Людмила Петрушевская - Девятый том
5) Голос рассказчицы – это и есть голос автора. Но мы нередко слышим, как рассказывают якобы одно, а на самом деле совершенно другое: тут надо научиться «читать между строк», и многие люди потрясающе умеют это делать, и отвечают не на внешность, а на намерение. «Ой, я такая дура, все мне говорили, а я» – на самом деле это рассказ о себе наивной мечтательнице, ангеле доверчивости. И собеседник не подыгрывает, не отвечает «Да, ты дура», а сочувствует и жалеет, т.е. понимает «второй план».
6) Разделение на «истории» и «монологи» дело формальное, для удобства, если нет «я», то это ошибка редактора.
7) Прототипы есть у всех литературных персонажей более-менее практичных авторов.

_ЗАДАНИЯ:_
1 > Чем, по словам текста, является отсутствие «я» при делении на «истории» и «монологи»?
2 > Дословно перепишите фрагмент текста, начиная со слов «Людмила Петрушевская - Девятый» и заканчивая словами «это ошибка редактора.».
Следующие далее записи — это отдельный материал.

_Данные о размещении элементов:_
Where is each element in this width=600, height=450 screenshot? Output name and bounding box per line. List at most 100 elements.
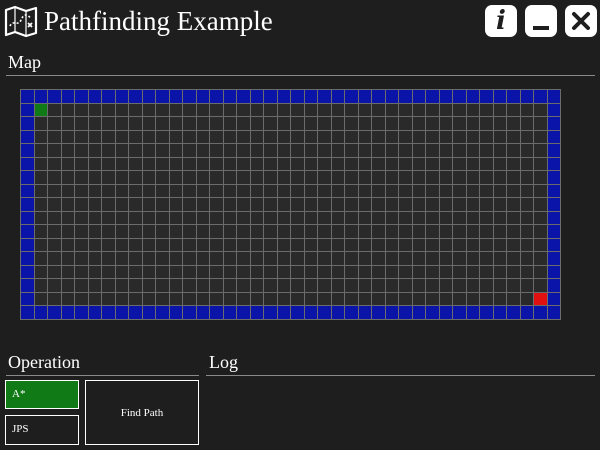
empty-cell[interactable] — [249, 291, 263, 305]
empty-cell[interactable] — [479, 183, 493, 197]
empty-cell[interactable] — [60, 156, 74, 170]
empty-cell[interactable] — [290, 237, 304, 251]
empty-cell[interactable] — [290, 224, 304, 238]
empty-cell[interactable] — [533, 251, 547, 265]
empty-cell[interactable] — [533, 197, 547, 211]
empty-cell[interactable] — [236, 170, 250, 184]
empty-cell[interactable] — [87, 251, 101, 265]
wall-cell[interactable] — [384, 305, 398, 319]
empty-cell[interactable] — [168, 170, 182, 184]
empty-cell[interactable] — [141, 291, 155, 305]
empty-cell[interactable] — [114, 251, 128, 265]
empty-cell[interactable] — [74, 197, 88, 211]
empty-cell[interactable] — [438, 170, 452, 184]
empty-cell[interactable] — [236, 197, 250, 211]
empty-cell[interactable] — [479, 143, 493, 157]
empty-cell[interactable] — [506, 170, 520, 184]
wall-cell[interactable] — [236, 89, 250, 103]
wall-cell[interactable] — [182, 305, 196, 319]
empty-cell[interactable] — [182, 183, 196, 197]
wall-cell[interactable] — [411, 89, 425, 103]
empty-cell[interactable] — [195, 170, 209, 184]
empty-cell[interactable] — [209, 291, 223, 305]
wall-cell[interactable] — [20, 210, 34, 224]
empty-cell[interactable] — [452, 264, 466, 278]
empty-cell[interactable] — [47, 251, 61, 265]
empty-cell[interactable] — [263, 156, 277, 170]
wall-cell[interactable] — [195, 305, 209, 319]
empty-cell[interactable] — [344, 102, 358, 116]
empty-cell[interactable] — [344, 264, 358, 278]
empty-cell[interactable] — [506, 116, 520, 130]
empty-cell[interactable] — [533, 143, 547, 157]
empty-cell[interactable] — [182, 129, 196, 143]
empty-cell[interactable] — [411, 251, 425, 265]
empty-cell[interactable] — [114, 237, 128, 251]
empty-cell[interactable] — [114, 264, 128, 278]
empty-cell[interactable] — [438, 237, 452, 251]
empty-cell[interactable] — [344, 237, 358, 251]
empty-cell[interactable] — [33, 116, 47, 130]
empty-cell[interactable] — [195, 264, 209, 278]
wall-cell[interactable] — [546, 116, 560, 130]
empty-cell[interactable] — [114, 183, 128, 197]
empty-cell[interactable] — [452, 170, 466, 184]
empty-cell[interactable] — [384, 291, 398, 305]
empty-cell[interactable] — [263, 102, 277, 116]
wall-cell[interactable] — [506, 305, 520, 319]
empty-cell[interactable] — [398, 251, 412, 265]
empty-cell[interactable] — [371, 129, 385, 143]
empty-cell[interactable] — [492, 278, 506, 292]
empty-cell[interactable] — [60, 251, 74, 265]
empty-cell[interactable] — [141, 143, 155, 157]
empty-cell[interactable] — [141, 156, 155, 170]
empty-cell[interactable] — [384, 170, 398, 184]
empty-cell[interactable] — [101, 156, 115, 170]
empty-cell[interactable] — [155, 183, 169, 197]
empty-cell[interactable] — [74, 210, 88, 224]
empty-cell[interactable] — [47, 210, 61, 224]
empty-cell[interactable] — [519, 278, 533, 292]
empty-cell[interactable] — [128, 264, 142, 278]
empty-cell[interactable] — [33, 156, 47, 170]
wall-cell[interactable] — [519, 89, 533, 103]
empty-cell[interactable] — [33, 183, 47, 197]
empty-cell[interactable] — [60, 102, 74, 116]
empty-cell[interactable] — [398, 224, 412, 238]
wall-cell[interactable] — [155, 305, 169, 319]
wall-cell[interactable] — [20, 170, 34, 184]
wall-cell[interactable] — [20, 291, 34, 305]
wall-cell[interactable] — [222, 89, 236, 103]
empty-cell[interactable] — [60, 224, 74, 238]
wall-cell[interactable] — [249, 89, 263, 103]
wall-cell[interactable] — [546, 291, 560, 305]
empty-cell[interactable] — [357, 197, 371, 211]
empty-cell[interactable] — [276, 129, 290, 143]
wall-cell[interactable] — [492, 89, 506, 103]
empty-cell[interactable] — [168, 129, 182, 143]
empty-cell[interactable] — [384, 116, 398, 130]
empty-cell[interactable] — [506, 143, 520, 157]
empty-cell[interactable] — [357, 224, 371, 238]
empty-cell[interactable] — [492, 251, 506, 265]
empty-cell[interactable] — [249, 197, 263, 211]
empty-cell[interactable] — [371, 197, 385, 211]
wall-cell[interactable] — [141, 305, 155, 319]
empty-cell[interactable] — [141, 170, 155, 184]
empty-cell[interactable] — [290, 170, 304, 184]
empty-cell[interactable] — [101, 170, 115, 184]
empty-cell[interactable] — [47, 129, 61, 143]
empty-cell[interactable] — [60, 197, 74, 211]
empty-cell[interactable] — [317, 102, 331, 116]
empty-cell[interactable] — [101, 143, 115, 157]
empty-cell[interactable] — [155, 251, 169, 265]
empty-cell[interactable] — [438, 278, 452, 292]
empty-cell[interactable] — [222, 251, 236, 265]
empty-cell[interactable] — [155, 264, 169, 278]
empty-cell[interactable] — [155, 156, 169, 170]
empty-cell[interactable] — [87, 278, 101, 292]
empty-cell[interactable] — [114, 224, 128, 238]
empty-cell[interactable] — [398, 291, 412, 305]
empty-cell[interactable] — [155, 210, 169, 224]
empty-cell[interactable] — [195, 237, 209, 251]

_ПОЛНЫЕ РЕШЕНИЯ:_
1 > Ошибкой редактора.

2 >
Людмила Петрушевская - Девятый том
5) Голос рассказчицы – это и есть голос автора. Но мы нередко слышим, как рассказывают якобы одно, а на самом деле совершенно другое: тут надо научиться «читать между строк», и многие люди потрясающе умеют это делать, и отвечают не на внешность, а на намерение. «Ой, я такая дура, все мне говорили, а я» – на самом деле это рассказ о себе наивной мечтательнице, ангеле доверчивости. И собеседник не подыгрывает, не отвечает «Да, ты дура», а сочувствует и жалеет, т.е. понимает «второй план».
6) Разделение на «истории» и «монологи» дело формальное, для удобства, если нет «я», то это ошибка редактора.